__SHORT EXERCISE__.
Write the records out again, precisely as they stand.

__THE RECORDS__.
• • • • • • •
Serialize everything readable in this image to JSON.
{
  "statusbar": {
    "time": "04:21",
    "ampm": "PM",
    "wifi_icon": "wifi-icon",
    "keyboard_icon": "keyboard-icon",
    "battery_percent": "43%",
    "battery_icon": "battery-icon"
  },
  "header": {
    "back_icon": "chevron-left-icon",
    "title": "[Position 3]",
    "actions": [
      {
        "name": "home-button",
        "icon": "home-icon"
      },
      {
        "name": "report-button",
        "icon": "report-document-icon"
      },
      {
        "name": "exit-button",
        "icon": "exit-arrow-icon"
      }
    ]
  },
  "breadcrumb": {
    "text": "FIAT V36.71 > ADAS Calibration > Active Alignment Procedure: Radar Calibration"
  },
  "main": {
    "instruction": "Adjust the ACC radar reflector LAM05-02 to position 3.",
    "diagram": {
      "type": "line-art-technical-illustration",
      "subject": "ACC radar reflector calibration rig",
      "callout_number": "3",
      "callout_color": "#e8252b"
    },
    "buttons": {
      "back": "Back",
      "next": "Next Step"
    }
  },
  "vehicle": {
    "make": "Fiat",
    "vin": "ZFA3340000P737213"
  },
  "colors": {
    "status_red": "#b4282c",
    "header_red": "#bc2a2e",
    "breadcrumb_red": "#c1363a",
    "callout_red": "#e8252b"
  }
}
• • • • • • •
__TASK SOLUTION__.
Serialize everything readable in this image to JSON.
{
  "statusbar": {
    "time": "04:21",
    "ampm": "PM",
    "wifi_icon": "wifi-icon",
    "keyboard_icon": "keyboard-icon",
    "battery_percent": "43%",
    "battery_icon": "battery-icon"
  },
  "header": {
    "back_icon": "chevron-left-icon",
    "title": "[Position 3]",
    "actions": [
      {
        "name": "home-button",
        "icon": "home-icon"
      },
      {
        "name": "report-button",
        "icon": "report-document-icon"
      },
      {
        "name": "exit-button",
        "icon": "exit-arrow-icon"
      }
    ]
  },
  "breadcrumb": {
    "text": "FIAT V36.71 > ADAS Calibration > Active Alignment Procedure: Radar Calibration"
  },
  "main": {
    "instruction": "Adjust the ACC radar reflector LAM05-02 to position 3.",
    "diagram": {
      "type": "line-art-technical-illustration",
      "subject": "ACC radar reflector calibration rig",
      "callout_number": "3",
      "callout_color": "#e8252b"
    },
    "buttons": {
      "back": "Back",
      "next": "Next Step"
    }
  },
  "vehicle": {
    "make": "Fiat",
    "vin": "ZFA3340000P737213"
  },
  "colors": {
    "status_red": "#b4282c",
    "header_red": "#bc2a2e",
    "breadcrumb_red": "#c1363a",
    "callout_red": "#e8252b"
  }
}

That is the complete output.